** AIM OF THE EXERCISE **
Transcribe every entry word for word, leaving out all images.

+ + +

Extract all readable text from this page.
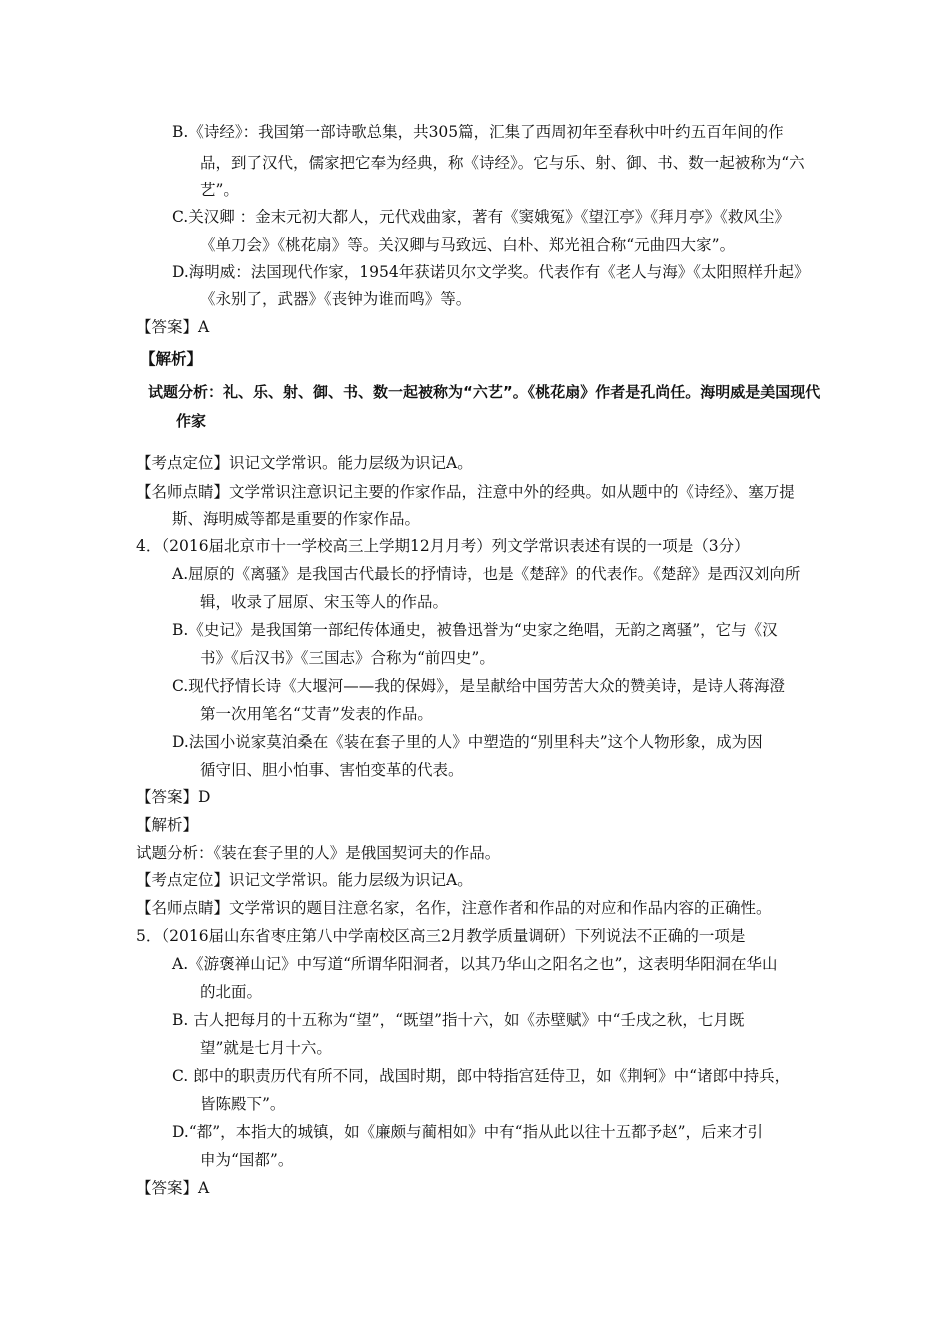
B.《诗经》：我国第一部诗歌总集，共305篇，汇集了西周初年至春秋中叶约五百年间的作
品，到了汉代，儒家把它奉为经典，称《诗经》。它与乐、射、御、书、数一起被称为“六
艺”。
C.关汉卿 ：金末元初大都人，元代戏曲家，著有《窦娥冤》《望江亭》《拜月亭》《救风尘》
《单刀会》《桃花扇》等。关汉卿与马致远、白朴、郑光祖合称“元曲四大家”。
D.海明威：法国现代作家，1954年获诺贝尔文学奖。代表作有《老人与海》《太阳照样升起》
《永别了，武器》《丧钟为谁而鸣》等。
【答案】A
【解析】
试题分析：礼、乐、射、御、书、数一起被称为“六艺”。《桃花扇》作者是孔尚任。海明威是美国现代
作家
【考点定位】识记文学常识。能力层级为识记A。
【名师点睛】文学常识注意识记主要的作家作品，注意中外的经典。如从题中的《诗经》、塞万提
斯、海明威等都是重要的作家作品。
4．（2016届北京市十一学校高三上学期12月月考）列文学常识表述有误的一项是（3分）
A.屈原的《离骚》是我国古代最长的抒情诗，也是《楚辞》的代表作。《楚辞》是西汉刘向所
辑，收录了屈原、宋玉等人的作品。
B.《史记》是我国第一部纪传体通史，被鲁迅誉为“史家之绝唱，无韵之离骚”，它与《汉
书》《后汉书》《三国志》合称为“前四史”。
C.现代抒情长诗《大堰河——我的保姆》，是呈献给中国劳苦大众的赞美诗，是诗人蒋海澄
第一次用笔名“艾青”发表的作品。
D.法国小说家莫泊桑在《装在套子里的人》中塑造的“别里科夫”这个人物形象，成为因
循守旧、胆小怕事、害怕变革的代表。
【答案】D
【解析】
试题分析：《装在套子里的人》是俄国契诃夫的作品。
【考点定位】识记文学常识。能力层级为识记A。
【名师点睛】文学常识的题目注意名家，名作，注意作者和作品的对应和作品内容的正确性。
5．（2016届山东省枣庄第八中学南校区高三2月教学质量调研）下列说法不正确的一项是
A.《游褒禅山记》中写道“所谓华阳洞者，以其乃华山之阳名之也”，这表明华阳洞在华山
的北面。
B. 古人把每月的十五称为“望”，“既望”指十六，如《赤壁赋》中“壬戌之秋，七月既
望”就是七月十六。
C. 郎中的职责历代有所不同，战国时期，郎中特指宫廷侍卫，如《荆轲》中“诸郎中持兵，
皆陈殿下”。
D.“都”，本指大的城镇，如《廉颇与蔺相如》中有“指从此以往十五都予赵”，后来才引
申为“国都”。
【答案】A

+ + +

** FINAL RESULT **
Extract all readable text from this page.
B.《诗经》：我国第一部诗歌总集，共305篇，汇集了西周初年至春秋中叶约五百年间的作
品，到了汉代，儒家把它奉为经典，称《诗经》。它与乐、射、御、书、数一起被称为“六
艺”。
C.关汉卿 ：金末元初大都人，元代戏曲家，著有《窦娥冤》《望江亭》《拜月亭》《救风尘》
《单刀会》《桃花扇》等。关汉卿与马致远、白朴、郑光祖合称“元曲四大家”。
D.海明威：法国现代作家，1954年获诺贝尔文学奖。代表作有《老人与海》《太阳照样升起》
《永别了，武器》《丧钟为谁而鸣》等。
【答案】A
【解析】
试题分析：礼、乐、射、御、书、数一起被称为“六艺”。《桃花扇》作者是孔尚任。海明威是美国现代
作家
【考点定位】识记文学常识。能力层级为识记A。
【名师点睛】文学常识注意识记主要的作家作品，注意中外的经典。如从题中的《诗经》、塞万提
斯、海明威等都是重要的作家作品。
4．（2016届北京市十一学校高三上学期12月月考）列文学常识表述有误的一项是（3分）
A.屈原的《离骚》是我国古代最长的抒情诗，也是《楚辞》的代表作。《楚辞》是西汉刘向所
辑，收录了屈原、宋玉等人的作品。
B.《史记》是我国第一部纪传体通史，被鲁迅誉为“史家之绝唱，无韵之离骚”，它与《汉
书》《后汉书》《三国志》合称为“前四史”。
C.现代抒情长诗《大堰河——我的保姆》，是呈献给中国劳苦大众的赞美诗，是诗人蒋海澄
第一次用笔名“艾青”发表的作品。
D.法国小说家莫泊桑在《装在套子里的人》中塑造的“别里科夫”这个人物形象，成为因
循守旧、胆小怕事、害怕变革的代表。
【答案】D
【解析】
试题分析：《装在套子里的人》是俄国契诃夫的作品。
【考点定位】识记文学常识。能力层级为识记A。
【名师点睛】文学常识的题目注意名家，名作，注意作者和作品的对应和作品内容的正确性。
5．（2016届山东省枣庄第八中学南校区高三2月教学质量调研）下列说法不正确的一项是
A.《游褒禅山记》中写道“所谓华阳洞者，以其乃华山之阳名之也”，这表明华阳洞在华山
的北面。
B. 古人把每月的十五称为“望”，“既望”指十六，如《赤壁赋》中“壬戌之秋，七月既
望”就是七月十六。
C. 郎中的职责历代有所不同，战国时期，郎中特指宫廷侍卫，如《荆轲》中“诸郎中持兵，
皆陈殿下”。
D.“都”，本指大的城镇，如《廉颇与蔺相如》中有“指从此以往十五都予赵”，后来才引
申为“国都”。
【答案】A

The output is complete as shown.